::: Data to process :::

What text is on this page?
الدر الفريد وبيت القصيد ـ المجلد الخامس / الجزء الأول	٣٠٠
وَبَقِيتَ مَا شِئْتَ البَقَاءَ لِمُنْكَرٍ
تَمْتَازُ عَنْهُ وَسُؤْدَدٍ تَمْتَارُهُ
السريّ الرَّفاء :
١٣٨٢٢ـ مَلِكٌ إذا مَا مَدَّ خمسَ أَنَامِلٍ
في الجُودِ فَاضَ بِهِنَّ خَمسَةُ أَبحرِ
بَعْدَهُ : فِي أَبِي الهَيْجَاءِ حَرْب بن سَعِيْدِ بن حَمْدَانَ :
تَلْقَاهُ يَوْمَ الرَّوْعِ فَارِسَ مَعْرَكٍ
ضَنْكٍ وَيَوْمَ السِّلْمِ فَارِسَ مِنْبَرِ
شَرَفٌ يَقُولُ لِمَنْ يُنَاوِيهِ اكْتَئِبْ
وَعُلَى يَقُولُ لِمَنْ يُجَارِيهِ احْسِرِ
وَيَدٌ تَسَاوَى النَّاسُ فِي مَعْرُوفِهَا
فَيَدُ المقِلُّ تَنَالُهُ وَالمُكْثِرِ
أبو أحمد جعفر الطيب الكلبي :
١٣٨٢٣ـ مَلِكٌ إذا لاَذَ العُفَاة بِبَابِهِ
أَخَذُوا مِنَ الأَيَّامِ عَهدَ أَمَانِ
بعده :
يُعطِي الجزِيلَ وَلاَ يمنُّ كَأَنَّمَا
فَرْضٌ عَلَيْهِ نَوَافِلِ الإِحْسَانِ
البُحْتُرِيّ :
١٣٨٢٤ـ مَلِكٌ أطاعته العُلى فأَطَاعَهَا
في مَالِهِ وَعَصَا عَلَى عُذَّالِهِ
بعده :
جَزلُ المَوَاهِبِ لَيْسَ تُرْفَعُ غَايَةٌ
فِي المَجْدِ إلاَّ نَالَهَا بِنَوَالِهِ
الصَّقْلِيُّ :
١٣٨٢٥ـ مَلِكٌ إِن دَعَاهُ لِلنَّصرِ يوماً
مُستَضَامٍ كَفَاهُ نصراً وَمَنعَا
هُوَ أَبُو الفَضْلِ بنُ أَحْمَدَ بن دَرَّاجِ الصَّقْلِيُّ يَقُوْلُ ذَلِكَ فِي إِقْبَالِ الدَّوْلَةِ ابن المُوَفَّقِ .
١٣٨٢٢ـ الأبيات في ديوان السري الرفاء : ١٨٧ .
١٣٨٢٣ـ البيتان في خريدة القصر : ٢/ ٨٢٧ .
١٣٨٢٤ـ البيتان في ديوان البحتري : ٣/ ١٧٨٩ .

:::

Task> Transcribe every entry word for word.

Output for this task>
What text is on this page?
الدر الفريد وبيت القصيد ـ المجلد الخامس / الجزء الأول	٣٠٠
وَبَقِيتَ مَا شِئْتَ البَقَاءَ لِمُنْكَرٍ
تَمْتَازُ عَنْهُ وَسُؤْدَدٍ تَمْتَارُهُ
السريّ الرَّفاء :
١٣٨٢٢ـ مَلِكٌ إذا مَا مَدَّ خمسَ أَنَامِلٍ
في الجُودِ فَاضَ بِهِنَّ خَمسَةُ أَبحرِ
بَعْدَهُ : فِي أَبِي الهَيْجَاءِ حَرْب بن سَعِيْدِ بن حَمْدَانَ :
تَلْقَاهُ يَوْمَ الرَّوْعِ فَارِسَ مَعْرَكٍ
ضَنْكٍ وَيَوْمَ السِّلْمِ فَارِسَ مِنْبَرِ
شَرَفٌ يَقُولُ لِمَنْ يُنَاوِيهِ اكْتَئِبْ
وَعُلَى يَقُولُ لِمَنْ يُجَارِيهِ احْسِرِ
وَيَدٌ تَسَاوَى النَّاسُ فِي مَعْرُوفِهَا
فَيَدُ المقِلُّ تَنَالُهُ وَالمُكْثِرِ
أبو أحمد جعفر الطيب الكلبي :
١٣٨٢٣ـ مَلِكٌ إذا لاَذَ العُفَاة بِبَابِهِ
أَخَذُوا مِنَ الأَيَّامِ عَهدَ أَمَانِ
بعده :
يُعطِي الجزِيلَ وَلاَ يمنُّ كَأَنَّمَا
فَرْضٌ عَلَيْهِ نَوَافِلِ الإِحْسَانِ
البُحْتُرِيّ :
١٣٨٢٤ـ مَلِكٌ أطاعته العُلى فأَطَاعَهَا
في مَالِهِ وَعَصَا عَلَى عُذَّالِهِ
بعده :
جَزلُ المَوَاهِبِ لَيْسَ تُرْفَعُ غَايَةٌ
فِي المَجْدِ إلاَّ نَالَهَا بِنَوَالِهِ
الصَّقْلِيُّ :
١٣٨٢٥ـ مَلِكٌ إِن دَعَاهُ لِلنَّصرِ يوماً
مُستَضَامٍ كَفَاهُ نصراً وَمَنعَا
هُوَ أَبُو الفَضْلِ بنُ أَحْمَدَ بن دَرَّاجِ الصَّقْلِيُّ يَقُوْلُ ذَلِكَ فِي إِقْبَالِ الدَّوْلَةِ ابن المُوَفَّقِ .
١٣٨٢٢ـ الأبيات في ديوان السري الرفاء : ١٨٧ .
١٣٨٢٣ـ البيتان في خريدة القصر : ٢/ ٨٢٧ .
١٣٨٢٤ـ البيتان في ديوان البحتري : ٣/ ١٧٨٩ .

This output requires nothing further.